** Start EXTRACTED RECORDS **

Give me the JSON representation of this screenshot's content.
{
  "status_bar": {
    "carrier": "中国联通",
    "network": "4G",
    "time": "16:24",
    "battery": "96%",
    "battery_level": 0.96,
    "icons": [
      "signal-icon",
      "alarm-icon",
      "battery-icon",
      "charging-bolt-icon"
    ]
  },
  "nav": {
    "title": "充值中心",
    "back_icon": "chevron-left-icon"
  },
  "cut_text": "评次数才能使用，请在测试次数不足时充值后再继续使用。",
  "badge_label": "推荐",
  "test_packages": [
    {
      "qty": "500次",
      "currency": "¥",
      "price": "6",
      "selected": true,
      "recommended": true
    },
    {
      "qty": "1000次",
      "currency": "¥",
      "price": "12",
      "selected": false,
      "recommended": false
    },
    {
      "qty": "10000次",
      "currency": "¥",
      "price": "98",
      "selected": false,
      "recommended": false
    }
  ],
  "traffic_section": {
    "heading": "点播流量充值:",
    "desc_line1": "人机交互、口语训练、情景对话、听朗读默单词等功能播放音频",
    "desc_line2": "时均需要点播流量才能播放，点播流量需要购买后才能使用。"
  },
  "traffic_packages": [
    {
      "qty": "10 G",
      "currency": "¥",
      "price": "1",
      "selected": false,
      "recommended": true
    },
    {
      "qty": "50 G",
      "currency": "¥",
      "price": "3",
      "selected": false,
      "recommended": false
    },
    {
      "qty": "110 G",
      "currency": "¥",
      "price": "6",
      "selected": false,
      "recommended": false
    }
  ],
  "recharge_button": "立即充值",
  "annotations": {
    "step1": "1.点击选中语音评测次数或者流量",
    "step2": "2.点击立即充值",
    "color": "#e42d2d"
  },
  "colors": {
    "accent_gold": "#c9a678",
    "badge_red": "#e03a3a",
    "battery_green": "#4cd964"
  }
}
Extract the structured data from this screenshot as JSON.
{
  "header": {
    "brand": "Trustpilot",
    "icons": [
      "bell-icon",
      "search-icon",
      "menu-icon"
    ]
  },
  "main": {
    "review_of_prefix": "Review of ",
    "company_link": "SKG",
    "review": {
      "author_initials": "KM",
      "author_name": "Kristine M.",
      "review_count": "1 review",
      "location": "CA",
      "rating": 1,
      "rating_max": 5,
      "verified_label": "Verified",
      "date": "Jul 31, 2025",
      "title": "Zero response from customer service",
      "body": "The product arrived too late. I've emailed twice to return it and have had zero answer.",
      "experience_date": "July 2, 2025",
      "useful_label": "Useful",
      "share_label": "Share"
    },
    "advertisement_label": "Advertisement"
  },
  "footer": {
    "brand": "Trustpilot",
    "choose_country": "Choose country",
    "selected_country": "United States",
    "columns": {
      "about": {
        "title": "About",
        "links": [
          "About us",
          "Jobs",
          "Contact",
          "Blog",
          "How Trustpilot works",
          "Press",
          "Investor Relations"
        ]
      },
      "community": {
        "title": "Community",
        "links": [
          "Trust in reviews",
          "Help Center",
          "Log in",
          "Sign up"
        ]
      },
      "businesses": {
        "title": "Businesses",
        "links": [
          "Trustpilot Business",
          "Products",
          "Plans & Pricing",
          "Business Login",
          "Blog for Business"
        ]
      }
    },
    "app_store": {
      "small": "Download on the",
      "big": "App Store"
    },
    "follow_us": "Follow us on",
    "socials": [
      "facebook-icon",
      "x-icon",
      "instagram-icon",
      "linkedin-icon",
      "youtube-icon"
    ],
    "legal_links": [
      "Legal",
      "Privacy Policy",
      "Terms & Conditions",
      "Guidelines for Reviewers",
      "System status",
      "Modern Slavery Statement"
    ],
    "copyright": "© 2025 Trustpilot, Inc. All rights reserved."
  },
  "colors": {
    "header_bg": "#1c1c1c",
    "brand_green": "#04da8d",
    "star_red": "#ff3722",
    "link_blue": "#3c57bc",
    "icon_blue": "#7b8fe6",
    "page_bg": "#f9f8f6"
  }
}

** End EXTRACTED RECORDS **

Scan the entries above for the word "title" and collect each line holding it.

### ANSWER TO THE EXERCISE:
    "title": "充值中心",
      "title": "Zero response from customer service",
        "title": "About",
        "title": "Community",
        "title": "Businesses",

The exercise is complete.